** Start **

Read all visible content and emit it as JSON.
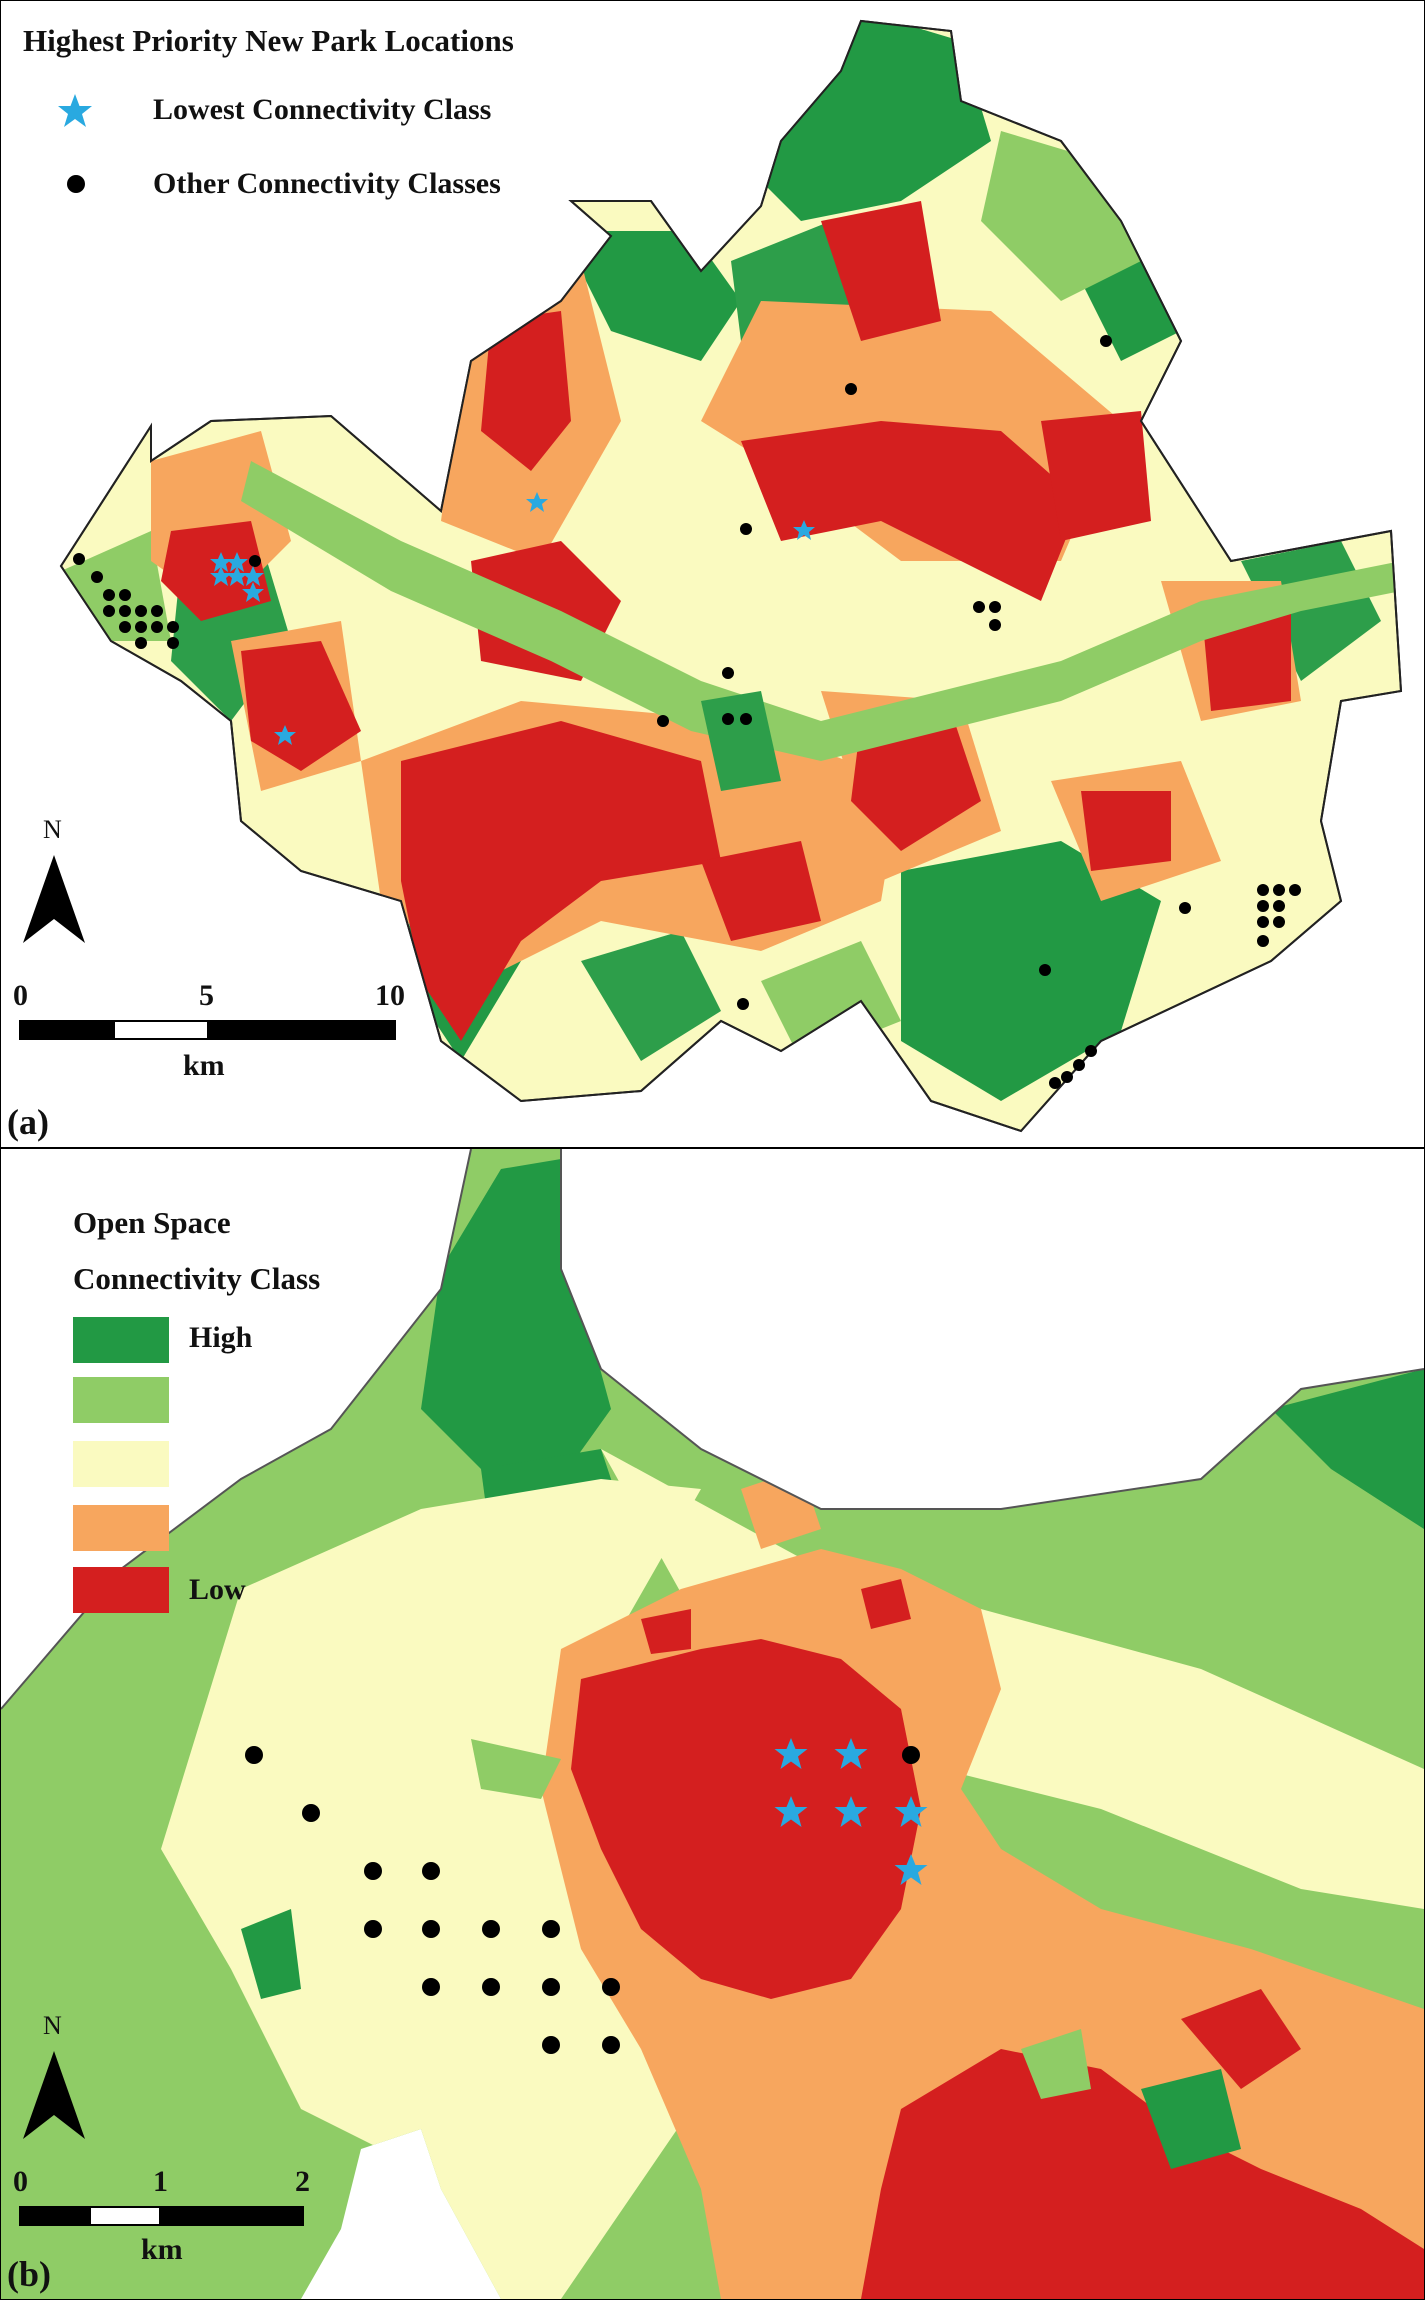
{
  "panel_a": {
    "label": "(a)",
    "legend": {
      "title": "Highest Priority New Park Locations",
      "items": [
        {
          "symbol": "star",
          "color": "#29a9e0",
          "label": "Lowest Connectivity Class"
        },
        {
          "symbol": "dot",
          "color": "#000000",
          "label": "Other Connectivity Classes"
        }
      ]
    },
    "north": "N",
    "scale": {
      "ticks": [
        "0",
        "5",
        "10"
      ],
      "unit": "km"
    }
  },
  "panel_b": {
    "label": "(b)",
    "legend": {
      "title_line1": "Open Space",
      "title_line2": "Connectivity Class",
      "classes": [
        {
          "label": "High",
          "color": "#229944"
        },
        {
          "label": "",
          "color": "#8fcc66"
        },
        {
          "label": "",
          "color": "#fafac0"
        },
        {
          "label": "",
          "color": "#f7a65e"
        },
        {
          "label": "Low",
          "color": "#d41f1f"
        }
      ]
    },
    "north": "N",
    "scale": {
      "ticks": [
        "0",
        "1",
        "2"
      ],
      "unit": "km"
    }
  }
}
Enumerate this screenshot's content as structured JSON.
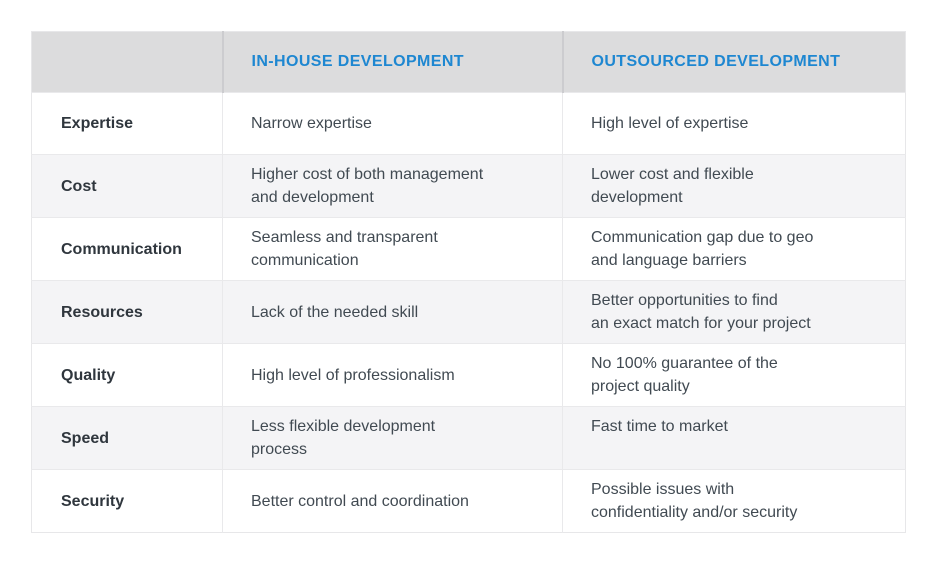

** End **

● **Directions for this task**:
Every line of the material is to be quoted exactly, with no pictures carried over.

● **Task output**:
Read all visible content and emit it as JSON.
{
  "panel_a": {
    "label": "(a)",
    "legend": {
      "title": "Highest Priority New Park Locations",
      "items": [
        {
          "symbol": "star",
          "color": "#29a9e0",
          "label": "Lowest Connectivity Class"
        },
        {
          "symbol": "dot",
          "color": "#000000",
          "label": "Other Connectivity Classes"
        }
      ]
    },
    "north": "N",
    "scale": {
      "ticks": [
        "0",
        "5",
        "10"
      ],
      "unit": "km"
    }
  },
  "panel_b": {
    "label": "(b)",
    "legend": {
      "title_line1": "Open Space",
      "title_line2": "Connectivity Class",
      "classes": [
        {
          "label": "High",
          "color": "#229944"
        },
        {
          "label": "",
          "color": "#8fcc66"
        },
        {
          "label": "",
          "color": "#fafac0"
        },
        {
          "label": "",
          "color": "#f7a65e"
        },
        {
          "label": "Low",
          "color": "#d41f1f"
        }
      ]
    },
    "north": "N",
    "scale": {
      "ticks": [
        "0",
        "1",
        "2"
      ],
      "unit": "km"
    }
  }
}
Enumerate this screenshot's content as structured JSON.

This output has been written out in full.